Extracted entries:
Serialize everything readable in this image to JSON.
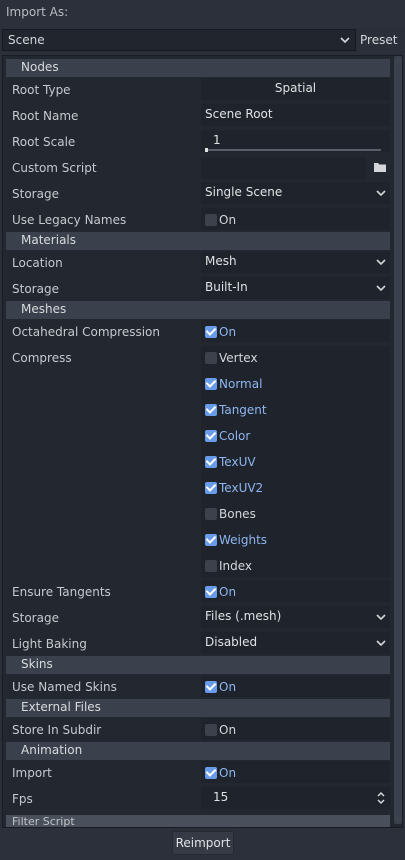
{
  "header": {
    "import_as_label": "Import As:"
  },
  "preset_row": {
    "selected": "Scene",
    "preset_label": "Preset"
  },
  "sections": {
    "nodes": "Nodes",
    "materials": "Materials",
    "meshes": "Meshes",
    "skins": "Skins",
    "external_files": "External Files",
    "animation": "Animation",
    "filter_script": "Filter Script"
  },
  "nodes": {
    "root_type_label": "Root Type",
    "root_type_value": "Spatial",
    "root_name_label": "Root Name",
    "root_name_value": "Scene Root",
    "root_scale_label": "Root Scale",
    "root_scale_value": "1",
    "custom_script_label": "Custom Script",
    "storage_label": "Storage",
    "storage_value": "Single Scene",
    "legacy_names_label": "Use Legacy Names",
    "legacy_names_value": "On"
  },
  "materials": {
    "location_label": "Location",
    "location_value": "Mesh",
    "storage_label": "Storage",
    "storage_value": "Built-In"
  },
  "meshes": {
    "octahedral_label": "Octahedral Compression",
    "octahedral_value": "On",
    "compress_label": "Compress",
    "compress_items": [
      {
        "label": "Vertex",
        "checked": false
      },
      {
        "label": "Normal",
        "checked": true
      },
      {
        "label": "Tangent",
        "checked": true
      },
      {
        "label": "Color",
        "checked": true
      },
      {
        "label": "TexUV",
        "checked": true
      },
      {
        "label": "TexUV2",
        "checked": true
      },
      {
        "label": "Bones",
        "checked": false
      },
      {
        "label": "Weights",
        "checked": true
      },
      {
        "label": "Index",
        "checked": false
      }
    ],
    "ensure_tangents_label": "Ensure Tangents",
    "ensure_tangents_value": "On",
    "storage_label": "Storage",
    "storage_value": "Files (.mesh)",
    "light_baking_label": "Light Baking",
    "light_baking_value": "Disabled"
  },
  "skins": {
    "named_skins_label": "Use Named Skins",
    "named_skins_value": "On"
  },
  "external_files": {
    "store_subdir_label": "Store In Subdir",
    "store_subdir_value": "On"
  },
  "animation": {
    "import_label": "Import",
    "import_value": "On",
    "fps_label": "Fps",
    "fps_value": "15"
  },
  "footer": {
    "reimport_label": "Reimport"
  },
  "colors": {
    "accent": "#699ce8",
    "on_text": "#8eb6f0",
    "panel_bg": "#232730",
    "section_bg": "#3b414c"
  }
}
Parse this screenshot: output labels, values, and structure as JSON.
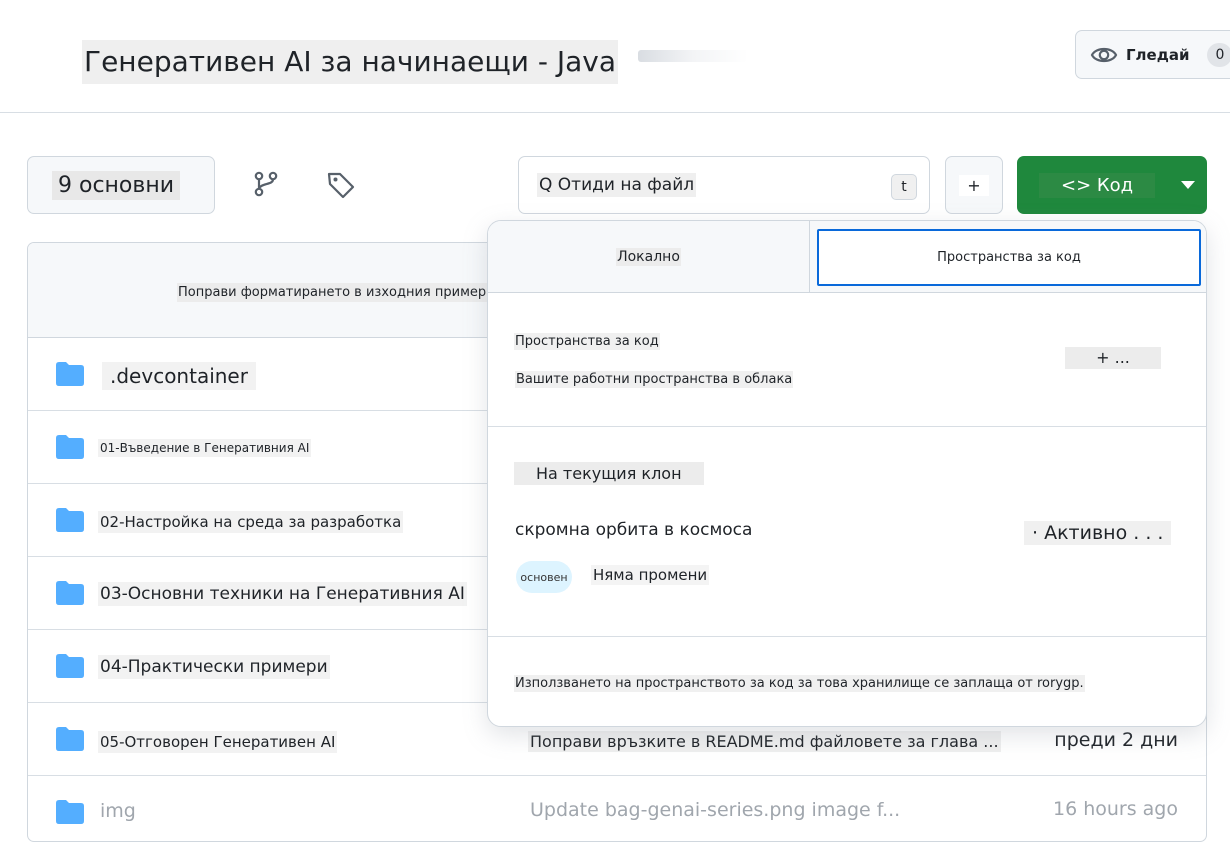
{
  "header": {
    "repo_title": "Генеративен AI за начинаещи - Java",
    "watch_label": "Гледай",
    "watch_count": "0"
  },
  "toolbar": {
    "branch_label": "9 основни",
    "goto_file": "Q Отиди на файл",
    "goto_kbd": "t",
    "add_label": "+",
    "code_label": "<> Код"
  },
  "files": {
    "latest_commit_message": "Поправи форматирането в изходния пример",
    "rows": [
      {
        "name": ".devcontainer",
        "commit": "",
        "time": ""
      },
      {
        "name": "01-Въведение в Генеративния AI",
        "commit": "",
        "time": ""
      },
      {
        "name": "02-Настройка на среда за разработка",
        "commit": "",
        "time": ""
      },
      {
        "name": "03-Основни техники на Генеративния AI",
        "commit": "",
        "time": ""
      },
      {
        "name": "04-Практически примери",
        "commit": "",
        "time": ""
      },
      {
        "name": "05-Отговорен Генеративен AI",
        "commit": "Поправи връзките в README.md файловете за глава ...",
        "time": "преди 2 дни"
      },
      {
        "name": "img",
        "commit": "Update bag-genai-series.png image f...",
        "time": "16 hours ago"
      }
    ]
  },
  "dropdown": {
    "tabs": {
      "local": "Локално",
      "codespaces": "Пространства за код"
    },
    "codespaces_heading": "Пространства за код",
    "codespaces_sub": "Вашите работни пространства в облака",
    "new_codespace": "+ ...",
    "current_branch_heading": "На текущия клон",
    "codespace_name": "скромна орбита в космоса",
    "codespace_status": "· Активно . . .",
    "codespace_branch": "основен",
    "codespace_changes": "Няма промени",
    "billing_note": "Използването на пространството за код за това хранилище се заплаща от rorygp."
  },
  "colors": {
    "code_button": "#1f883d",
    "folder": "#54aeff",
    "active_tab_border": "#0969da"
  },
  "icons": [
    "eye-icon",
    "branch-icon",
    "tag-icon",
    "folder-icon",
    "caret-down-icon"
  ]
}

--

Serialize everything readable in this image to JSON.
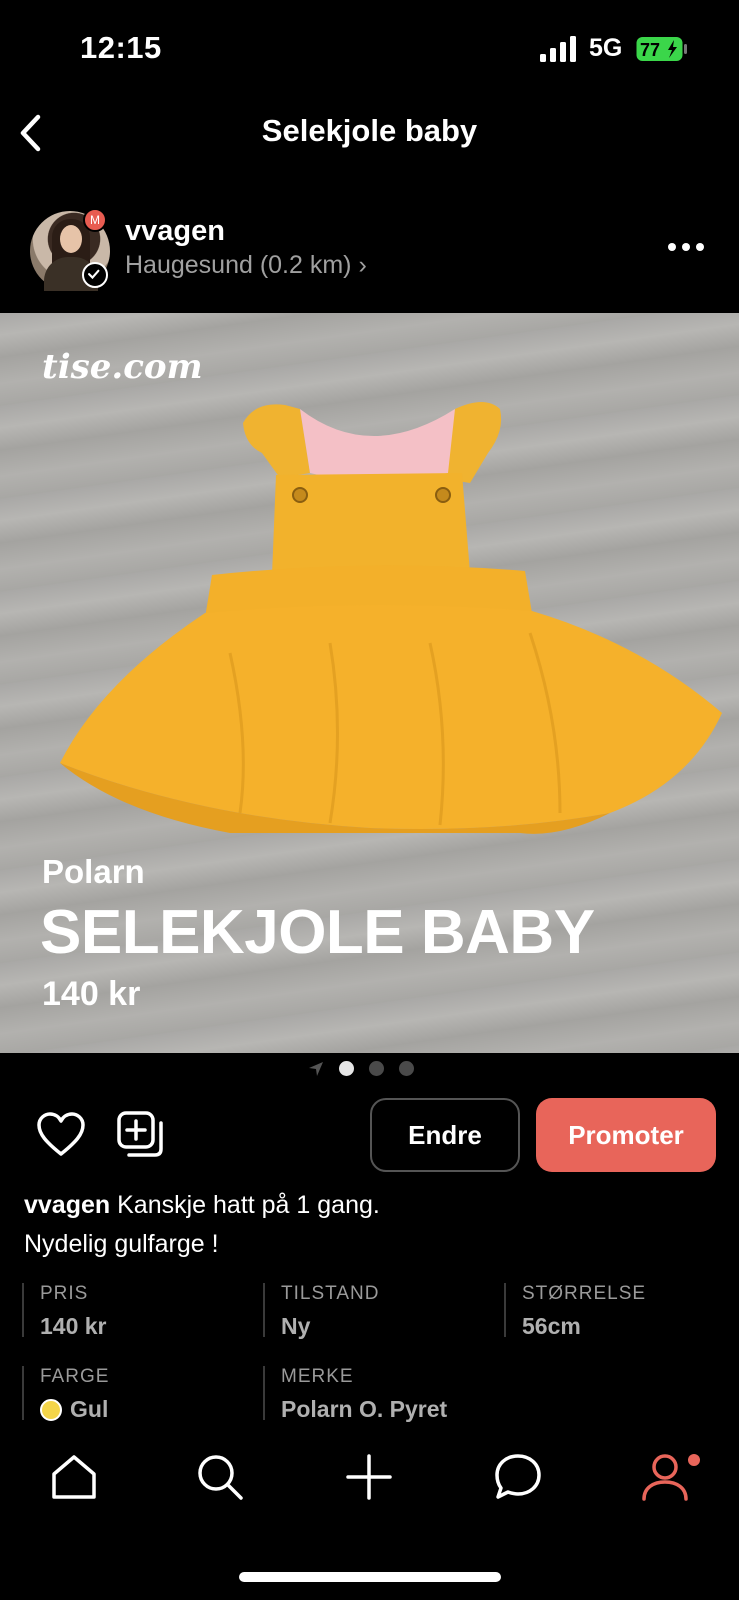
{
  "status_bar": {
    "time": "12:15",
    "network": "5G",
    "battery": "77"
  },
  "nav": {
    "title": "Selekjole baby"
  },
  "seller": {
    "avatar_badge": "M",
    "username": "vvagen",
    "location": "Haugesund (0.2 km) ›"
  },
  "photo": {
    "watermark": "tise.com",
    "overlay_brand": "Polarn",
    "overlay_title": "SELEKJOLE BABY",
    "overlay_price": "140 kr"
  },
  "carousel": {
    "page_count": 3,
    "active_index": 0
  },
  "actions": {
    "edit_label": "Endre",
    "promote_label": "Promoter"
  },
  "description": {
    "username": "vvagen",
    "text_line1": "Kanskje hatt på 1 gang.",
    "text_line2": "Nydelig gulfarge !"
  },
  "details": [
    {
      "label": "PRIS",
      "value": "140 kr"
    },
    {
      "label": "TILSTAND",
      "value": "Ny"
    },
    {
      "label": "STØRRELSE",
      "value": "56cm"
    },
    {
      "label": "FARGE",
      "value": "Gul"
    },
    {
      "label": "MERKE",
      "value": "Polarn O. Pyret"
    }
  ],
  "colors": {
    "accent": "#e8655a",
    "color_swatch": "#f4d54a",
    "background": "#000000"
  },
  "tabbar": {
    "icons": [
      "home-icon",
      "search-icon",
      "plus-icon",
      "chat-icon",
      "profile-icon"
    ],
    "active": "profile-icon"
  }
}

==

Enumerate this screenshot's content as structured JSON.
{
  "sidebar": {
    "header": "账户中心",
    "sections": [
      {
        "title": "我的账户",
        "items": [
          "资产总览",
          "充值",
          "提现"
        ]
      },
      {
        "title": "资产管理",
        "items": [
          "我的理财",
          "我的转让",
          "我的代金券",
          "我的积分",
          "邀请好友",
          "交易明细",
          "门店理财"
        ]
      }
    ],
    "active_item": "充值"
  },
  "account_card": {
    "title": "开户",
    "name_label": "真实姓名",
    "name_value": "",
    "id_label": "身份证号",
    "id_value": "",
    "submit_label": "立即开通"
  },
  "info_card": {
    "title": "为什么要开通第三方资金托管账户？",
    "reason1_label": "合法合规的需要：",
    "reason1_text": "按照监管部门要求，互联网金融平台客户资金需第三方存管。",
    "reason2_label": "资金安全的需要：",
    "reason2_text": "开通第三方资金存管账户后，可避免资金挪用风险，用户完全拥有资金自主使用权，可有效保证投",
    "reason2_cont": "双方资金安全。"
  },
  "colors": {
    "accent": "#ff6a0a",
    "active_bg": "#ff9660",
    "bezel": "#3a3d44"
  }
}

What is needed:
Identify each line in the entries with the word "Генеративния" and copy it.

Completed task:
        "name": "01-Въведение в Генеративния AI",
        "name": "03-Основни техники на Генеративния AI",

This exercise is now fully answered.